● **TASK REQUIREMENTS**
How many lines of these entries hold the string "screenshot"? Answer with the number alone.

● **Figure contents as structured data**

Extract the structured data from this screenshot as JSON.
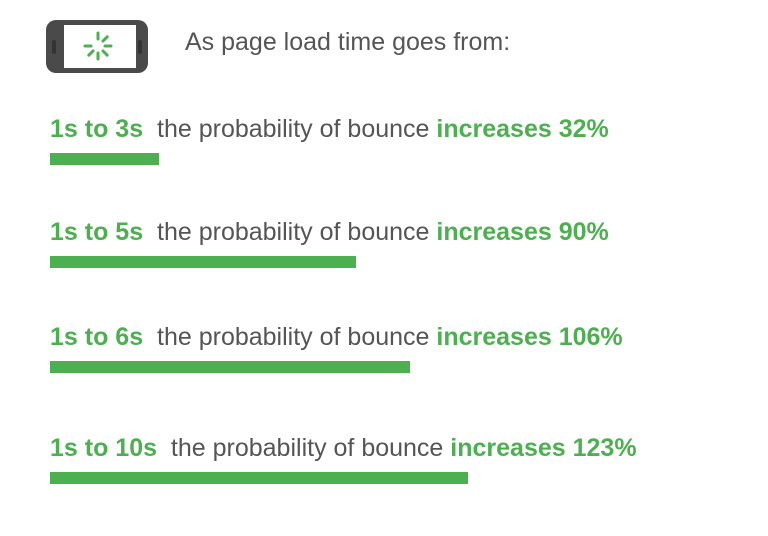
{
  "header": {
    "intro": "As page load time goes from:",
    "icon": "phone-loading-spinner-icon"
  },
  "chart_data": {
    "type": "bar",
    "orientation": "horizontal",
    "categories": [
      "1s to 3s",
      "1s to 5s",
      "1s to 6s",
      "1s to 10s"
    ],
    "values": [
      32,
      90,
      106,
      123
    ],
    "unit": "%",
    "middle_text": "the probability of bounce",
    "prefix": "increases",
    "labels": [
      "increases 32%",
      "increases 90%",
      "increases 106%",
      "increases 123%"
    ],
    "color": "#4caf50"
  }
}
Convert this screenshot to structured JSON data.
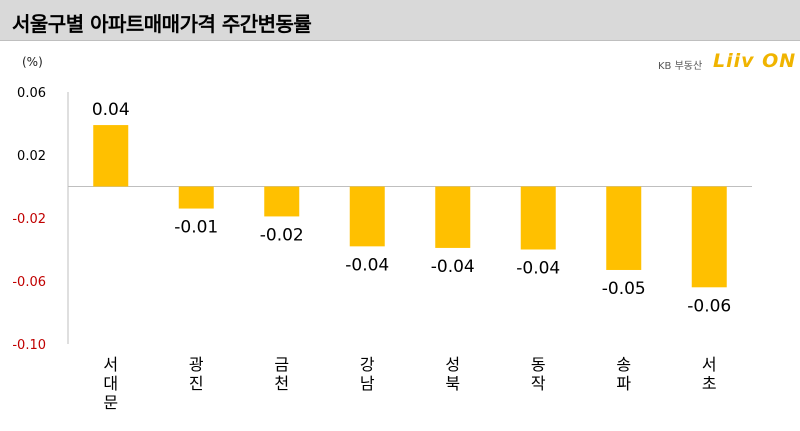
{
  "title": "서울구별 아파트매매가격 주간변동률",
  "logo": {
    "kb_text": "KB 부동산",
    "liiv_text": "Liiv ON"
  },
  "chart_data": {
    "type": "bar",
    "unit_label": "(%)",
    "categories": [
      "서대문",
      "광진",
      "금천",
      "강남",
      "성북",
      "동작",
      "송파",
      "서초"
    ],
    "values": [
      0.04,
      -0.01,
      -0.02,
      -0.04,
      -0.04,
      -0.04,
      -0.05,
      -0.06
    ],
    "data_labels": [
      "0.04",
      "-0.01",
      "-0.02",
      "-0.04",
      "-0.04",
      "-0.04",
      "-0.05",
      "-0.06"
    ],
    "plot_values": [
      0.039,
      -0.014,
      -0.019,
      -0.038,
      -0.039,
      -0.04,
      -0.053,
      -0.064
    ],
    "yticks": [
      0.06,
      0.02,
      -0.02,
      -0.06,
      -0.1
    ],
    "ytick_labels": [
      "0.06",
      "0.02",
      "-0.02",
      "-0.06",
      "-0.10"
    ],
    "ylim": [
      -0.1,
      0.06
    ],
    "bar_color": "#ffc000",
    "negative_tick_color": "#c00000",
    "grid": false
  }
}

...

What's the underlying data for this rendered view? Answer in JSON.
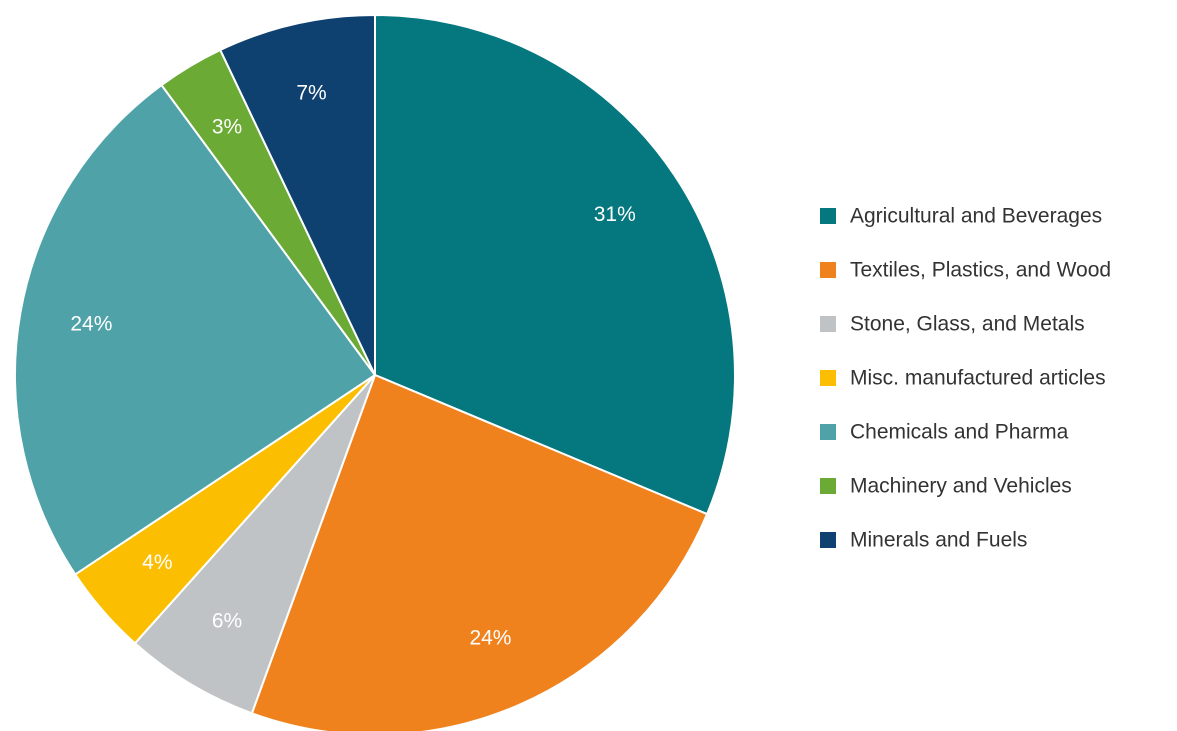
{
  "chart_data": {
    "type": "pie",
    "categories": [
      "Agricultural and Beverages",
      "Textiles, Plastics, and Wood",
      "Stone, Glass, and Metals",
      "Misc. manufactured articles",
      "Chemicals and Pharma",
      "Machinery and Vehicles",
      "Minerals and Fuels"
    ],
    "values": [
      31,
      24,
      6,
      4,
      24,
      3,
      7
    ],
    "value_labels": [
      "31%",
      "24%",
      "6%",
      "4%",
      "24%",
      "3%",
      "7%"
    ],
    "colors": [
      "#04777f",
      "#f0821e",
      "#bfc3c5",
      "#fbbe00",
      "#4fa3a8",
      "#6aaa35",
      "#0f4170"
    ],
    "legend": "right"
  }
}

---

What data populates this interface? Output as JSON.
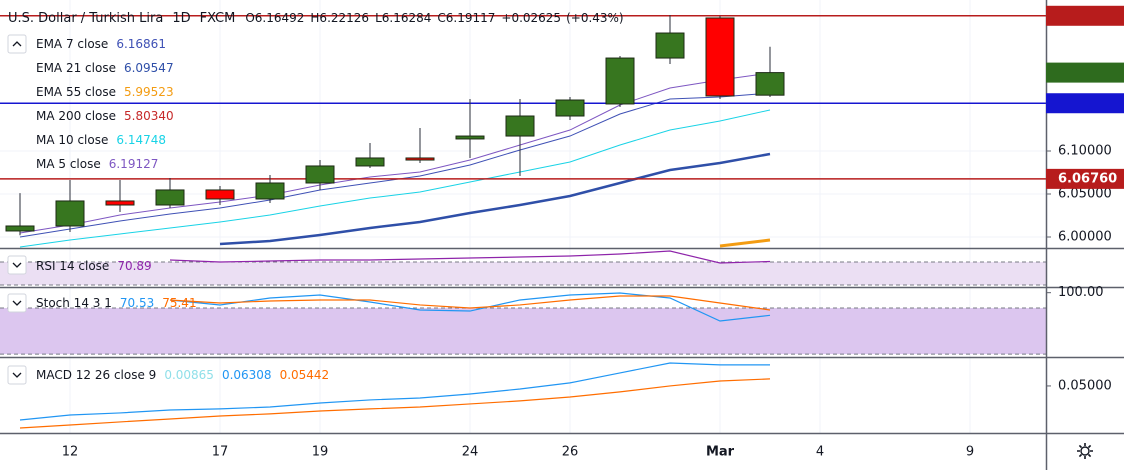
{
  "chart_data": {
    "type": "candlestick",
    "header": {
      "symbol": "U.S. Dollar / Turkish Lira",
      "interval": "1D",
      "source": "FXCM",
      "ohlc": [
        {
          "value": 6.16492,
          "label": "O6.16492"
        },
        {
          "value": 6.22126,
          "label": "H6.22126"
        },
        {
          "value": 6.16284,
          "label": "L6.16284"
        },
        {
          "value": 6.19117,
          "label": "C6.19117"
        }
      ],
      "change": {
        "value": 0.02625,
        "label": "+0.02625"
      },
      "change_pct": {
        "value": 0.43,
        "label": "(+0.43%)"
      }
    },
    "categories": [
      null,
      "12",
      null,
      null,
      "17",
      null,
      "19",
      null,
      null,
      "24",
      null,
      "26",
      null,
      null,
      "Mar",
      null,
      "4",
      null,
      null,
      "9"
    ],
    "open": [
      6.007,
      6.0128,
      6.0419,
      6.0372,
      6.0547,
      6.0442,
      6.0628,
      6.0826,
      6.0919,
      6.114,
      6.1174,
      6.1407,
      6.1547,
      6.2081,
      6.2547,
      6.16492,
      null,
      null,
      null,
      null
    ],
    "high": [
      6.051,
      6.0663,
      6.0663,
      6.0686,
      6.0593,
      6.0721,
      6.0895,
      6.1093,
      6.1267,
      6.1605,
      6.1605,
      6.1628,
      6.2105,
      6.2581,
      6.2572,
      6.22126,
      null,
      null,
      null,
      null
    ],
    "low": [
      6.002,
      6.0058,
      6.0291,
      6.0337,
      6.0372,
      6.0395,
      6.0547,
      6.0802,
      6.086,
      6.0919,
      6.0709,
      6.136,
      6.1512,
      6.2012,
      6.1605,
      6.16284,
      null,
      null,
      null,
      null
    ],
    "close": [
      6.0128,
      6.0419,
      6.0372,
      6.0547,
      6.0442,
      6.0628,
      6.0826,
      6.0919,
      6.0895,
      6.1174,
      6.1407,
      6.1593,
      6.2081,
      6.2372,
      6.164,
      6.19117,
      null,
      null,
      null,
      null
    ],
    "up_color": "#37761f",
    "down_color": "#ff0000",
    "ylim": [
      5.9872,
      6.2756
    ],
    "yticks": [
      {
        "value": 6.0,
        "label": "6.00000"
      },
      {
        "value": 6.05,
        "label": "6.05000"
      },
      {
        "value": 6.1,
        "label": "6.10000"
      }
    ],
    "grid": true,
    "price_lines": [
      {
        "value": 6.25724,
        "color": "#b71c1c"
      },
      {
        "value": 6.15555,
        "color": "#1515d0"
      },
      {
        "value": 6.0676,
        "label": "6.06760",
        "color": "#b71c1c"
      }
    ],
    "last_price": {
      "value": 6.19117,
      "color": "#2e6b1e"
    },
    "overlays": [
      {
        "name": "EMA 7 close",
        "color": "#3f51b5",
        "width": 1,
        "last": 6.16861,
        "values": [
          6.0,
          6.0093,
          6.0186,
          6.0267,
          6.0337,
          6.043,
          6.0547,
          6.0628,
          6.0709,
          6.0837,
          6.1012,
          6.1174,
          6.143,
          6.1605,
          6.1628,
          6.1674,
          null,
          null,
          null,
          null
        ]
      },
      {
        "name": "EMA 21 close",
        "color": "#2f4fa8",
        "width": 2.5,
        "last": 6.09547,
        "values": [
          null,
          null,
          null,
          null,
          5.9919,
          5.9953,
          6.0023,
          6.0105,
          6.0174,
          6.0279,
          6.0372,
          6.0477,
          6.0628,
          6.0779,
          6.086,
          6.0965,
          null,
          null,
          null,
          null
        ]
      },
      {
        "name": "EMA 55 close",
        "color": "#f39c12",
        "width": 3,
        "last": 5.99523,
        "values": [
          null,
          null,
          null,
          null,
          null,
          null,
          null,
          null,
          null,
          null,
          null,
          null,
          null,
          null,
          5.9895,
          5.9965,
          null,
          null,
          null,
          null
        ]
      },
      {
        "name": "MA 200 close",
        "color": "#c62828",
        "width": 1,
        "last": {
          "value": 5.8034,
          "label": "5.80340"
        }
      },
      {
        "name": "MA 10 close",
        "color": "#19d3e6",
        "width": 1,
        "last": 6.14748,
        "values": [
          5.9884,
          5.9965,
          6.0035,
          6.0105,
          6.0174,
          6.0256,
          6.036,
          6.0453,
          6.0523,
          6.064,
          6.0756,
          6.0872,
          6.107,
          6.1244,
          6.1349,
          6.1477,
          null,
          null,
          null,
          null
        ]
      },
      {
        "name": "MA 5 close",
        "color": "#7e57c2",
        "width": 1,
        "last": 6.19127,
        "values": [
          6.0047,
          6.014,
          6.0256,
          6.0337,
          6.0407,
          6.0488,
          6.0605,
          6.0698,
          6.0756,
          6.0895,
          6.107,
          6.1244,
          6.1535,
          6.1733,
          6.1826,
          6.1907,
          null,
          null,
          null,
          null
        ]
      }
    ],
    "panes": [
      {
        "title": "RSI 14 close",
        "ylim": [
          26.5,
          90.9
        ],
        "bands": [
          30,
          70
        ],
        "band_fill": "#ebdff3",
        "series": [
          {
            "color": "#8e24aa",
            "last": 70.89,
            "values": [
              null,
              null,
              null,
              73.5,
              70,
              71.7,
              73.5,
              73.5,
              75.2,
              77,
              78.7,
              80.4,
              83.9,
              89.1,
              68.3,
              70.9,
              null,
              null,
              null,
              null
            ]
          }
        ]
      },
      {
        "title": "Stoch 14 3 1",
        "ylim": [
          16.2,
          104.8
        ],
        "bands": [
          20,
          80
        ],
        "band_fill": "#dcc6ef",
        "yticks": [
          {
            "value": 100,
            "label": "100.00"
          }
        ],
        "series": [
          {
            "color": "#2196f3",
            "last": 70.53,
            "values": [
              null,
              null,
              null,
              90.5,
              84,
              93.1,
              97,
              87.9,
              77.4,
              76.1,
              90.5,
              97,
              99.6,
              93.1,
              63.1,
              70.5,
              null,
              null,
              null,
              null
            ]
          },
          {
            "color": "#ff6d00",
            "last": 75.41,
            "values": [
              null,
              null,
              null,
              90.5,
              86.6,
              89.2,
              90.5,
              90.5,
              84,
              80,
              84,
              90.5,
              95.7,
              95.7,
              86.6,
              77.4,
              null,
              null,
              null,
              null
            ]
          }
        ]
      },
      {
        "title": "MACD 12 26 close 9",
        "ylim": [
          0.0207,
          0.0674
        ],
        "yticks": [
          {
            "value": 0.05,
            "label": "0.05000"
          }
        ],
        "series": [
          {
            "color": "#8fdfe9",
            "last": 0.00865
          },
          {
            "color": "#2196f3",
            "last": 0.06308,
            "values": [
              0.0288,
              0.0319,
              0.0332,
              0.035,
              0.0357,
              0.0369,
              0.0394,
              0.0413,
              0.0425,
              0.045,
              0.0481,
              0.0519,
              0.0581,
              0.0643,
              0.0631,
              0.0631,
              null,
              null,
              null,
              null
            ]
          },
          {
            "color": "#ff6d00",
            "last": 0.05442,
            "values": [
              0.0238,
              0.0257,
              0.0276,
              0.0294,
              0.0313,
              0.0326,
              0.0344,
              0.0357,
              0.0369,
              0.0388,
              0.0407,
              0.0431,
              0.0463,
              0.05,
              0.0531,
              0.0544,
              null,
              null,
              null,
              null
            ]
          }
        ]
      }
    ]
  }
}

● **FINAL RESULT**
2